§ WORK TASK: Please continue the passage on the IndieLisboa parties and concerts, picking up after its last sentence rather than from the data.

§ SELECTED EXTRACT:
At night, in the same place, the party anticipating the new edition of IndieLisboa continues from 11 pm with a live performance by Karel, who gets his hands on his synthesizers and drum machines to embroider new wave, indie and contemporary electronica in a patchwork that he can claim as his own. On record – the EPs Life (2018) and The Work (2019) – the sound may be mid-tempo, but live, Karel’s themes take the form of dance floor anthems, catapulted by his energetic stage presence. Then, late at night, the attacking trio Chima Hiro, Telma, and Hadi Zeidan keep up the unstoppable cadence of dancing, sweating, and tears of joy.

The next party is on the 29th, at 11pm, at B.Leza, a tribute to Cesária Évora, with a concert by Lucibela and DJ set by FININHO. The premiere of Ana Sofia Fonseca’s documentary about Cesária is the pretext to celebrate Cape Verdean music and the legacy of the singer, a black African woman, from a poor background, who only had her voice and whose only dream was to be free. Lucibela is a new generation singer, born in 1986, on the island of São Nicolau, in the Cape Verdean windward coast, but her virtuosity and interpretation skills already place her among the great voices of today. In this concert she will count with a group of Cape Verdean musicians for a tribute to Cesária Évora. This will be followed by FININHO, co-founder of Celeste/Mariposa, with a DJ set with the warm sounds of Cape Verde to dance until dawn.

Taking advantage of the world premiere of the film A Escuta, by Inês Oliveira, the Central Atrium of CGD receives the concert of Carlos “Zingaro”, a musician who broke new ground in the Portuguese arts in the 60s and 70s. At the end of his adolescence, still in the 1960’s, after receiving everything school could have given him for his violin, Carlos “Zingaro” created the band Plexus, where he added free jazz and contemporary music to a rock band template, in a bold conviction far ahead of its time. In the late 1970s, his improvisation assimilated new studies and experiences, appearing as a capital figure in the light of European free jazz ever since. In this concert, scheduled for April 30th, he is accompanied by David Alves on violin, Alvaro Rosso on bass, and Ulrich Mitzlaff on cello.

§ PROVIDED RECORDS:
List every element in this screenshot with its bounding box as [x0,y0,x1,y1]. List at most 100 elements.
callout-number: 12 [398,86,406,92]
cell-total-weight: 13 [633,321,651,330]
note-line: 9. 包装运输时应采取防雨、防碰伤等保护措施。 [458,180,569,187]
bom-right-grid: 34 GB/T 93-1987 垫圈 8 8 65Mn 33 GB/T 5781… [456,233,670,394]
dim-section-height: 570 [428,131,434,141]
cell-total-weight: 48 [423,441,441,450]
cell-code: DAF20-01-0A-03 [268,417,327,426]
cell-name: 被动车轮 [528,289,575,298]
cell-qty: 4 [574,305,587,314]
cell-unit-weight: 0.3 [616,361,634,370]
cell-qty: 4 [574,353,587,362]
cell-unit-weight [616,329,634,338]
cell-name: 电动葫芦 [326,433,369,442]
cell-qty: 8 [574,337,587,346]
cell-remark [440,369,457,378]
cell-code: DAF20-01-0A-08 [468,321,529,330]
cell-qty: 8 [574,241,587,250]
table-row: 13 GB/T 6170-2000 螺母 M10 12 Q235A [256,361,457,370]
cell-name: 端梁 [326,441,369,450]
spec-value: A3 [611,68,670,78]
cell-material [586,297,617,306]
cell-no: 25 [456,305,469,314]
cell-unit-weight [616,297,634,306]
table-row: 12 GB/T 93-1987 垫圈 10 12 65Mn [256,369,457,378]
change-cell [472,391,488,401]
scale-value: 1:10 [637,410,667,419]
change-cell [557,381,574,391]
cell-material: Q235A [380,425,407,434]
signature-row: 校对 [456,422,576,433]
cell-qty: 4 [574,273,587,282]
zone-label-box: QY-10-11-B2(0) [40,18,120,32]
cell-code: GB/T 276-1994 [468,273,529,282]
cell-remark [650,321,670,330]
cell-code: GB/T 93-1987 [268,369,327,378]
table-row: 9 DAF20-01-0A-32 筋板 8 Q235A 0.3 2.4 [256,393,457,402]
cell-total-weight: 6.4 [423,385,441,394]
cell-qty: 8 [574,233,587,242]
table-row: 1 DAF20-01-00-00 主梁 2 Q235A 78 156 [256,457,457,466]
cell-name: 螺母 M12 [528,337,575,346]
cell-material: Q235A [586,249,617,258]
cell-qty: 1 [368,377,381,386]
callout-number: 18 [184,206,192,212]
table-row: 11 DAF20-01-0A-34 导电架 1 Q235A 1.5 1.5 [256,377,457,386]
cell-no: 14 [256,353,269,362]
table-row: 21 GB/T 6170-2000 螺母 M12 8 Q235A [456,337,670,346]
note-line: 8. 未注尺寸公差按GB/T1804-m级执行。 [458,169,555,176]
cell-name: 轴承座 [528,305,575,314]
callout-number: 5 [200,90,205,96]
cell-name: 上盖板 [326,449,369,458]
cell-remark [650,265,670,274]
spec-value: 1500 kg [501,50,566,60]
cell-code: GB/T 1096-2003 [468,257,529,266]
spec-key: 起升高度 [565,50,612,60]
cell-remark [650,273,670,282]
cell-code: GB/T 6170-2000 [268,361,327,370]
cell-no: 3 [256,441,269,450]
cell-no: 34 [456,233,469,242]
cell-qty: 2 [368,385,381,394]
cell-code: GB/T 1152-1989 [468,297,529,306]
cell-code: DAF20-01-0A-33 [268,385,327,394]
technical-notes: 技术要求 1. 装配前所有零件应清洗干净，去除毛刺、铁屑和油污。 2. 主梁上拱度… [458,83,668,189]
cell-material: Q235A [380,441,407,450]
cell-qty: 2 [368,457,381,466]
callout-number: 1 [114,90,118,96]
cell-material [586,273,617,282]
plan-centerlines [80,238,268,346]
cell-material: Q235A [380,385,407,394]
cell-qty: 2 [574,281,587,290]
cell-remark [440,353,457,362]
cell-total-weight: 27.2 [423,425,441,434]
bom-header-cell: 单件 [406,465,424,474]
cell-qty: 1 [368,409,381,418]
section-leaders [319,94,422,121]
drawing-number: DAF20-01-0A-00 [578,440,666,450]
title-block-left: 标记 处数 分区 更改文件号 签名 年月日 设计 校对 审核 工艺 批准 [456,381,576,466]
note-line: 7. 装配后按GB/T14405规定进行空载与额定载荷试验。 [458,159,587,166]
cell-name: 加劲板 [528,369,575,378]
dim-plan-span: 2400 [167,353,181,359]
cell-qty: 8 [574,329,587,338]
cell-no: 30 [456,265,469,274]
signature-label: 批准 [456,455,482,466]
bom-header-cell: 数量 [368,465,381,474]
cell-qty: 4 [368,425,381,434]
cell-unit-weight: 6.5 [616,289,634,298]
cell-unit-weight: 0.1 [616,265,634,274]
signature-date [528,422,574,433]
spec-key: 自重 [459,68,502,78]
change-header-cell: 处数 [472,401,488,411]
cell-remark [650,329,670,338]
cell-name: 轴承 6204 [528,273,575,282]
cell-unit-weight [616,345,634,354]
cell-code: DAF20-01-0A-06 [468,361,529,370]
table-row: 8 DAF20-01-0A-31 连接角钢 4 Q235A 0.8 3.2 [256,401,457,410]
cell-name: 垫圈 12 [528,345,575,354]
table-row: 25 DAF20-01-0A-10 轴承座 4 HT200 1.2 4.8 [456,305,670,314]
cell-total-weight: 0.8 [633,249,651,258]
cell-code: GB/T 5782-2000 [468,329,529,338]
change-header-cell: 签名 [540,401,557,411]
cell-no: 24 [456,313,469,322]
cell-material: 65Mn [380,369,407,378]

§ WRITTEN RESPONSE:
We return to Musicbox on May 6th for a concert by Escape-ism, a project by Alexandra Cabral and Ian Svenonius (founder of The Make-Up and central figure of the Washington punk scene since the 1980s). Their musical aesthetic is “minimal rock’n’roll”; Escape-ism are electric, exciting, and the opposite of insipid corporate indie rock. The band recently released Rated Z on their own label, Radical Elite. The duo also has a film on IndieMusic, The Lost Record, a meditation on the power of the objects that make up our lives.

The following day, St. George’s Church will host a special concert. The early 80’s brought us the unpredictable Telectu, whose mentors, Vítor Rua and Jorge Lima Barreto, were fans of total experimentation. An unavoidable and historical band of the Portuguese musical panorama and one of its most original groups ever. The current line-up, with Rua and Ilda Teresa Castro, goes up to the Igreja dos Ingleses to play themes from Telectu’s first LPs, mainly Belzebu and Off Off. The two musicians, along with Carlos Mendes and Vasco Bação, are part of the team responsible for the film Sonosfera Telectu, a first-person documentary that compiles hundreds of hours of rare and unpublished video recordings made in the 80s and 90s.

Every night of the festival, after the end of the film sessions, Gala Gala bar is the meeting point for festival staff, guests and audience, with music by festival staff and guests. From April 29 to May 8, this is the place to return to the pleasures of having drinks with friends and strangers all night long, with no worries. In addition, there will be seven arcade machines to relive old classics, such as Pac-Man, Donkey Kong or Street Fighter.

The complete program for IndiebyNight, as well as ticket information, can be seen at indielisboa.com/indiebynight.

The 19th edition of IndieLisboa will take place between Cinema São Jorge, Culturgest, Cinemateca Portuguesa, Cinema Ideal and Biblioteca Palácio Galveias, from April 28th to May 8th.